GIVEN RECORDS:
▽
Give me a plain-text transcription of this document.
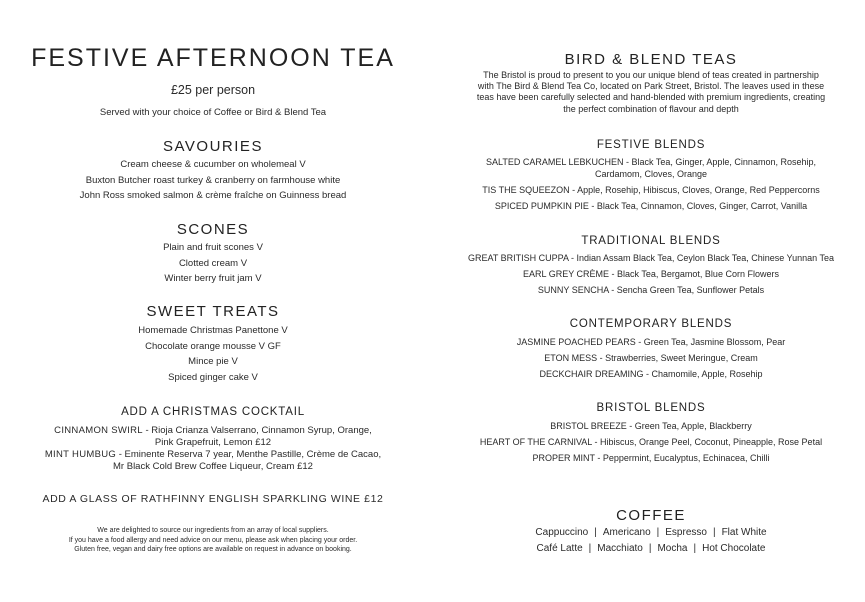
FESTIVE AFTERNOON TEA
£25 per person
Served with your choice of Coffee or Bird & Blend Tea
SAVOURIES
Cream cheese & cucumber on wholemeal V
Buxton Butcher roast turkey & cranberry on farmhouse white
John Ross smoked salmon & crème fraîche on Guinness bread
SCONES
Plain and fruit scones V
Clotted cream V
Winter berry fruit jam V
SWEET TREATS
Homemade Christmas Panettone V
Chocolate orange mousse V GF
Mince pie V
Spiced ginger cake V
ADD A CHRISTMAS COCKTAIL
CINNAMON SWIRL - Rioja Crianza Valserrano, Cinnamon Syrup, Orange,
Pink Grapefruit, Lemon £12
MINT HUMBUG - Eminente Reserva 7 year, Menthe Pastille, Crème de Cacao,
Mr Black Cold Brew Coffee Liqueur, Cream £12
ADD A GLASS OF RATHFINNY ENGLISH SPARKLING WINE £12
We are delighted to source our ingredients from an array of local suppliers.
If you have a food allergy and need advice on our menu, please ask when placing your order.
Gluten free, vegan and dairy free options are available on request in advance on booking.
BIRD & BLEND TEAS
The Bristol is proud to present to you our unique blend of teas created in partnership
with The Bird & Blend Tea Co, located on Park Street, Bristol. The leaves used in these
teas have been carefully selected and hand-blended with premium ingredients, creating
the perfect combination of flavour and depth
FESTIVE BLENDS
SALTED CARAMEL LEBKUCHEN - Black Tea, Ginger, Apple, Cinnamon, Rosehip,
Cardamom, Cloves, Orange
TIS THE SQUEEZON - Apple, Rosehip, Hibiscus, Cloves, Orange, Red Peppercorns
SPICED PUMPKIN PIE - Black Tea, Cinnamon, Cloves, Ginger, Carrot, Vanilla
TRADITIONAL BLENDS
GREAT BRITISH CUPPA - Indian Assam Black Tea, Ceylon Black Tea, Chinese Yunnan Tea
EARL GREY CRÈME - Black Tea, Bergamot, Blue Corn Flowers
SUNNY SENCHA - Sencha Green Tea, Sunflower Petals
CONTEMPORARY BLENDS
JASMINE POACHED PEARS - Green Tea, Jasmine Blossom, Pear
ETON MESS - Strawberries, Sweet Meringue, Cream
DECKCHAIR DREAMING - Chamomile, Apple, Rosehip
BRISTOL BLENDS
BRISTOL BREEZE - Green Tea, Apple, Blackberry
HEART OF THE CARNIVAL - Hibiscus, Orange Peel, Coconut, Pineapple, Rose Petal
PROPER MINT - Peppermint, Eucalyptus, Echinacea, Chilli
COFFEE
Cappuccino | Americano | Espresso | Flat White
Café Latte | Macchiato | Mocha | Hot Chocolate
△
AIM OF THE TASK:
Gather all lines where the word "with" appears.

TASK RESPONSE:
Served with your choice of Coffee or Bird & Blend Tea
with The Bird & Blend Tea Co, located on Park Street, Bristol. The leaves used in these
teas have been carefully selected and hand-blended with premium ingredients, creating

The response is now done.